§ **Exercise inputs**
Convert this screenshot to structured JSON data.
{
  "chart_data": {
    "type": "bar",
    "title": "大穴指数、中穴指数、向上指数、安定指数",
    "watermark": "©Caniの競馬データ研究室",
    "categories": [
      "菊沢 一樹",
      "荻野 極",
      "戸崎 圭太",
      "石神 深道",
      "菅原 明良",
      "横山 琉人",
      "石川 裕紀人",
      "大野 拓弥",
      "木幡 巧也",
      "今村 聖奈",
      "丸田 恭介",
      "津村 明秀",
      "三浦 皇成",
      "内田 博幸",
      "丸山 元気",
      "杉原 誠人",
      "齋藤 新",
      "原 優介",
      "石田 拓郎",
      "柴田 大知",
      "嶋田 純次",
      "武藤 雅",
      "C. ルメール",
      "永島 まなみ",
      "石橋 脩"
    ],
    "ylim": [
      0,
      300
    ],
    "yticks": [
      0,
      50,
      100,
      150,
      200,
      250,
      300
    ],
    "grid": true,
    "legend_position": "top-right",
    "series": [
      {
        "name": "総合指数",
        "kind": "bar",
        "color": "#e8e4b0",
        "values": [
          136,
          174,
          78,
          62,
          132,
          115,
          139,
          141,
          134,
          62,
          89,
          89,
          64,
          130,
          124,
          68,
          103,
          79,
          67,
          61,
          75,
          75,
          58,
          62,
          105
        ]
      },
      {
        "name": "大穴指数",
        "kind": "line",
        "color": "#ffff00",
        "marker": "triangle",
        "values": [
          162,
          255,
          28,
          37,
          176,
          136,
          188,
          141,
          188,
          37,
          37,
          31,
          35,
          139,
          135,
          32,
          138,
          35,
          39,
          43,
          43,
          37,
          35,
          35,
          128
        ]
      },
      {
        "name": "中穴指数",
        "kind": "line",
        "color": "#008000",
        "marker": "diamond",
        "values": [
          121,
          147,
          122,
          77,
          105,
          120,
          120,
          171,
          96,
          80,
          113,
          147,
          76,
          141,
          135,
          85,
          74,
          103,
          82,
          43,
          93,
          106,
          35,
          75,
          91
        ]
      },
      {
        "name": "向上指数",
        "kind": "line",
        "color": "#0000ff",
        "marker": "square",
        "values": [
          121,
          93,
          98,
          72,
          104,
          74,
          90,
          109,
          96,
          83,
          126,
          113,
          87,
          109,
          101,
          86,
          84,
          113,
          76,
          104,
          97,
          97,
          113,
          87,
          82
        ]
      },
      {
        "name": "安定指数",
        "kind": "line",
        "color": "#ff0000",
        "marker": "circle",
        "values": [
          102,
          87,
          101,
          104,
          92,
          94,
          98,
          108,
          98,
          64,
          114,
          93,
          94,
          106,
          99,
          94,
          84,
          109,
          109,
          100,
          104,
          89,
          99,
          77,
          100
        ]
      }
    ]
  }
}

§ **Request**
Every entry above should be retyped exactly as shown.

§ **Response**
Convert this screenshot to structured JSON data.
{
  "chart_data": {
    "type": "bar",
    "title": "大穴指数、中穴指数、向上指数、安定指数",
    "watermark": "©Caniの競馬データ研究室",
    "categories": [
      "菊沢 一樹",
      "荻野 極",
      "戸崎 圭太",
      "石神 深道",
      "菅原 明良",
      "横山 琉人",
      "石川 裕紀人",
      "大野 拓弥",
      "木幡 巧也",
      "今村 聖奈",
      "丸田 恭介",
      "津村 明秀",
      "三浦 皇成",
      "内田 博幸",
      "丸山 元気",
      "杉原 誠人",
      "齋藤 新",
      "原 優介",
      "石田 拓郎",
      "柴田 大知",
      "嶋田 純次",
      "武藤 雅",
      "C. ルメール",
      "永島 まなみ",
      "石橋 脩"
    ],
    "ylim": [
      0,
      300
    ],
    "yticks": [
      0,
      50,
      100,
      150,
      200,
      250,
      300
    ],
    "grid": true,
    "legend_position": "top-right",
    "series": [
      {
        "name": "総合指数",
        "kind": "bar",
        "color": "#e8e4b0",
        "values": [
          136,
          174,
          78,
          62,
          132,
          115,
          139,
          141,
          134,
          62,
          89,
          89,
          64,
          130,
          124,
          68,
          103,
          79,
          67,
          61,
          75,
          75,
          58,
          62,
          105
        ]
      },
      {
        "name": "大穴指数",
        "kind": "line",
        "color": "#ffff00",
        "marker": "triangle",
        "values": [
          162,
          255,
          28,
          37,
          176,
          136,
          188,
          141,
          188,
          37,
          37,
          31,
          35,
          139,
          135,
          32,
          138,
          35,
          39,
          43,
          43,
          37,
          35,
          35,
          128
        ]
      },
      {
        "name": "中穴指数",
        "kind": "line",
        "color": "#008000",
        "marker": "diamond",
        "values": [
          121,
          147,
          122,
          77,
          105,
          120,
          120,
          171,
          96,
          80,
          113,
          147,
          76,
          141,
          135,
          85,
          74,
          103,
          82,
          43,
          93,
          106,
          35,
          75,
          91
        ]
      },
      {
        "name": "向上指数",
        "kind": "line",
        "color": "#0000ff",
        "marker": "square",
        "values": [
          121,
          93,
          98,
          72,
          104,
          74,
          90,
          109,
          96,
          83,
          126,
          113,
          87,
          109,
          101,
          86,
          84,
          113,
          76,
          104,
          97,
          97,
          113,
          87,
          82
        ]
      },
      {
        "name": "安定指数",
        "kind": "line",
        "color": "#ff0000",
        "marker": "circle",
        "values": [
          102,
          87,
          101,
          104,
          92,
          94,
          98,
          108,
          98,
          64,
          114,
          93,
          94,
          106,
          99,
          94,
          84,
          109,
          109,
          100,
          104,
          89,
          99,
          77,
          100
        ]
      }
    ]
  }
}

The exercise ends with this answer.